-- Start Data entries --

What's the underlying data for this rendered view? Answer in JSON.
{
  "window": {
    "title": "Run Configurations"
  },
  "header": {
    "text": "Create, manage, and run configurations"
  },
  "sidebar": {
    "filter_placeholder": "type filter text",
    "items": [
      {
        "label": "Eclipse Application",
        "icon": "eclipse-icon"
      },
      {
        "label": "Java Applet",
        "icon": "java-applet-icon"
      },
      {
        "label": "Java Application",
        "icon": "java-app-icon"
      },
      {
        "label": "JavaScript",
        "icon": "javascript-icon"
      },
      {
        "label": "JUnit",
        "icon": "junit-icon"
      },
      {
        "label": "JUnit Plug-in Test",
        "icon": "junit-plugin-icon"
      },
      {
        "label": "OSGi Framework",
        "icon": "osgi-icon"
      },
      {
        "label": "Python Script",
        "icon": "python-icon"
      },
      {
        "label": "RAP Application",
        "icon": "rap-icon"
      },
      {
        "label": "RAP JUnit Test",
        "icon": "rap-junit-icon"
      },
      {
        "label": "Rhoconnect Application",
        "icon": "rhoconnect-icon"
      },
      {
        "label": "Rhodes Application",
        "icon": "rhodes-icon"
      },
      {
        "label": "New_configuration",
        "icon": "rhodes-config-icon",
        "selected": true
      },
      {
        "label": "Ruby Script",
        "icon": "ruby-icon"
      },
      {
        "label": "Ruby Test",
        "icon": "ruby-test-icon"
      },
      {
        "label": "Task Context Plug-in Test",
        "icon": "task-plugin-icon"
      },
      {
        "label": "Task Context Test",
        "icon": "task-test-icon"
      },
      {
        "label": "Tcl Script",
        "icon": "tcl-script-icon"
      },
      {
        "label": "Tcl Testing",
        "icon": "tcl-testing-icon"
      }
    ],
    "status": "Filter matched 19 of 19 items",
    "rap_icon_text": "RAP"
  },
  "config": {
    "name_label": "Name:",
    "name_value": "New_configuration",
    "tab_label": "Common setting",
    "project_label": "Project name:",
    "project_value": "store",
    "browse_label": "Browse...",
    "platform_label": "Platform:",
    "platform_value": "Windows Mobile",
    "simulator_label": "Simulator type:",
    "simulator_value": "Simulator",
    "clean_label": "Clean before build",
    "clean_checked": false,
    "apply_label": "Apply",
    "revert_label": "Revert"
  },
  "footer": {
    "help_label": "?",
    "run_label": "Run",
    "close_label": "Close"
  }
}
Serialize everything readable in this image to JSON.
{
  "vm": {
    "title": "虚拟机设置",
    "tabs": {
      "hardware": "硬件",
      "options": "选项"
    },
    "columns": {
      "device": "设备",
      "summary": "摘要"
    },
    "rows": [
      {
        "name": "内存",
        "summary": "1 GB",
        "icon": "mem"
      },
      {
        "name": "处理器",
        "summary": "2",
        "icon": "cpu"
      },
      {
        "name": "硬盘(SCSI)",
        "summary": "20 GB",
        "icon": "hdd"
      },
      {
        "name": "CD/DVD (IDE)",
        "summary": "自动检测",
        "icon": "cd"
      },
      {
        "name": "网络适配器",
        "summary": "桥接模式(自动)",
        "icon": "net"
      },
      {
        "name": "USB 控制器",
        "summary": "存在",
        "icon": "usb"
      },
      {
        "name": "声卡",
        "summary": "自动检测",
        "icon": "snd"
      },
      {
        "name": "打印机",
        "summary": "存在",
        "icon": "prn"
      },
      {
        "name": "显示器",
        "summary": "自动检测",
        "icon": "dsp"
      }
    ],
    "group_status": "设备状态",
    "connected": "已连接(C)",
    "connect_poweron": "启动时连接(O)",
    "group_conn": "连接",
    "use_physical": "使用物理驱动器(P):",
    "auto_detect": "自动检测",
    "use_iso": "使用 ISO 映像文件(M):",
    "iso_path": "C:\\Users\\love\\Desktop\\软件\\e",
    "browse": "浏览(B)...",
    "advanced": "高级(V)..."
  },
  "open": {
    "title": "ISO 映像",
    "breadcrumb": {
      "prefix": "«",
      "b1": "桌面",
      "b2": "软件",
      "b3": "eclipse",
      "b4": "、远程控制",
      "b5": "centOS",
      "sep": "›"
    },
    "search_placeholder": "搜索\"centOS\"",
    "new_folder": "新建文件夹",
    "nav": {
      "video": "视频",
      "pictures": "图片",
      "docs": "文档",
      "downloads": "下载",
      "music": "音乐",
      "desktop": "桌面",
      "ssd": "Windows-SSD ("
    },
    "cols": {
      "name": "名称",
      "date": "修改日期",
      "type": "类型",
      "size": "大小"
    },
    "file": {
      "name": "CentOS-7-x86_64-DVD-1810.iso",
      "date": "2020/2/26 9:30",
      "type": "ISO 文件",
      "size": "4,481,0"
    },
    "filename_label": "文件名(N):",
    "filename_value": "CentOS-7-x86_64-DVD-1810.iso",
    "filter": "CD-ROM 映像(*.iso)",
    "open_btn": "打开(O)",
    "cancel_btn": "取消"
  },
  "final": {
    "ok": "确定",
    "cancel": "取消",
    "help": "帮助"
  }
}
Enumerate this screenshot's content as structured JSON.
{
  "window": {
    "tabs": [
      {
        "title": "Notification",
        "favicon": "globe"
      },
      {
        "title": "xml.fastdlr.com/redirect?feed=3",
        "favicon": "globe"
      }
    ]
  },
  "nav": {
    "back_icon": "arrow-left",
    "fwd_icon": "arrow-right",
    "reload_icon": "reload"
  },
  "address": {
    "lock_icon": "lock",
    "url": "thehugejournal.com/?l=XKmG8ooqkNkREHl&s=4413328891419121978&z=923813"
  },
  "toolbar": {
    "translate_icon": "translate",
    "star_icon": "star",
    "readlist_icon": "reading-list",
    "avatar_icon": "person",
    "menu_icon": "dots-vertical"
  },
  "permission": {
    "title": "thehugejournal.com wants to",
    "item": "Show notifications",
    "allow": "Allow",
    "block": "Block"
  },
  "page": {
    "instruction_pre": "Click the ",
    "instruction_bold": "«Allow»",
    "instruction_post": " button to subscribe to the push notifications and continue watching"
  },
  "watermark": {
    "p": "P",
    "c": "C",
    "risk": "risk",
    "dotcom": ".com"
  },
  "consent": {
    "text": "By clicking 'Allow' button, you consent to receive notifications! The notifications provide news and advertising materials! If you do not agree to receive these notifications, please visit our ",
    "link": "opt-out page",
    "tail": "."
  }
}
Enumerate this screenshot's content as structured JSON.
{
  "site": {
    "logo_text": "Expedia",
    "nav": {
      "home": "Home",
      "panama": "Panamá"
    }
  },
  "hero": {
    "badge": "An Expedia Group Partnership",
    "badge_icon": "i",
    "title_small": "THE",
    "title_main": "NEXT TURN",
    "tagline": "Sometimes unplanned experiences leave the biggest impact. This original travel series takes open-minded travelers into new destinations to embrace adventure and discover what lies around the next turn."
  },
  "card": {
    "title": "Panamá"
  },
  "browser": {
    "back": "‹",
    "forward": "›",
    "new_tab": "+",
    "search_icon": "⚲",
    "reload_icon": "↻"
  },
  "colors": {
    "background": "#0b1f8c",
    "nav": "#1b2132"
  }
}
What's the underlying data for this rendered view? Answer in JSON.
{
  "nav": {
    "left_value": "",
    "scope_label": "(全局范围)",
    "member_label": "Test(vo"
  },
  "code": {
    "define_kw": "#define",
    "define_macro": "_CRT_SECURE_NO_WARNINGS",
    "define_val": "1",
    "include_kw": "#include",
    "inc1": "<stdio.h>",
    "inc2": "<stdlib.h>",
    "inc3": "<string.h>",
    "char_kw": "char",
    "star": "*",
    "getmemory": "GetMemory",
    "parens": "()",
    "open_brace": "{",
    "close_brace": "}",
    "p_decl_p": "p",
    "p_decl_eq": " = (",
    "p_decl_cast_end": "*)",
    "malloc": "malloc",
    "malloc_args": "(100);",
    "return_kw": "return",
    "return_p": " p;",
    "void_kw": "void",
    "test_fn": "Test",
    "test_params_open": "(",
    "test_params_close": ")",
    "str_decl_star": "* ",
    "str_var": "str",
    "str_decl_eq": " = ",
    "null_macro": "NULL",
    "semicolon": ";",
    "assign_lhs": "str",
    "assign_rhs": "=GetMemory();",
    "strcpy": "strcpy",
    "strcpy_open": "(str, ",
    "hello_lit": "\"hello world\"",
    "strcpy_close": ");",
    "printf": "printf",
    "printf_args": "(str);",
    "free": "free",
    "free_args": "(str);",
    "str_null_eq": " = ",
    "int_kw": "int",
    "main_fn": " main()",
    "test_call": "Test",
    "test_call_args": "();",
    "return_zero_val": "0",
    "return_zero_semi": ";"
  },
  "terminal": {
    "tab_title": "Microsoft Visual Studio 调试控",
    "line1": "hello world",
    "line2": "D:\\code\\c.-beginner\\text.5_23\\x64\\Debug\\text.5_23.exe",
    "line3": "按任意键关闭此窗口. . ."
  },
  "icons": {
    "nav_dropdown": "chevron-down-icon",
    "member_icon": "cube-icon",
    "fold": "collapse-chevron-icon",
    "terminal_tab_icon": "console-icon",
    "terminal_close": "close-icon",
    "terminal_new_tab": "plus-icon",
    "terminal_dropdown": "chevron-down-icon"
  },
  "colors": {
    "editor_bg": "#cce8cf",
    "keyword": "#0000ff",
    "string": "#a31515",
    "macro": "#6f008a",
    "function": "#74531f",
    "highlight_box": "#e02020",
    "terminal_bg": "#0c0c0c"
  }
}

-- End Data entries --

= Exercise =
Look for lines containing the string "summary" and copy them all.

= Response to this task =
      "summary": "摘要"
        "summary": "1 GB",
        "summary": "2",
        "summary": "20 GB",
        "summary": "自动检测",
        "summary": "桥接模式(自动)",
        "summary": "存在",
        "summary": "自动检测",
        "summary": "存在",
        "summary": "自动检测",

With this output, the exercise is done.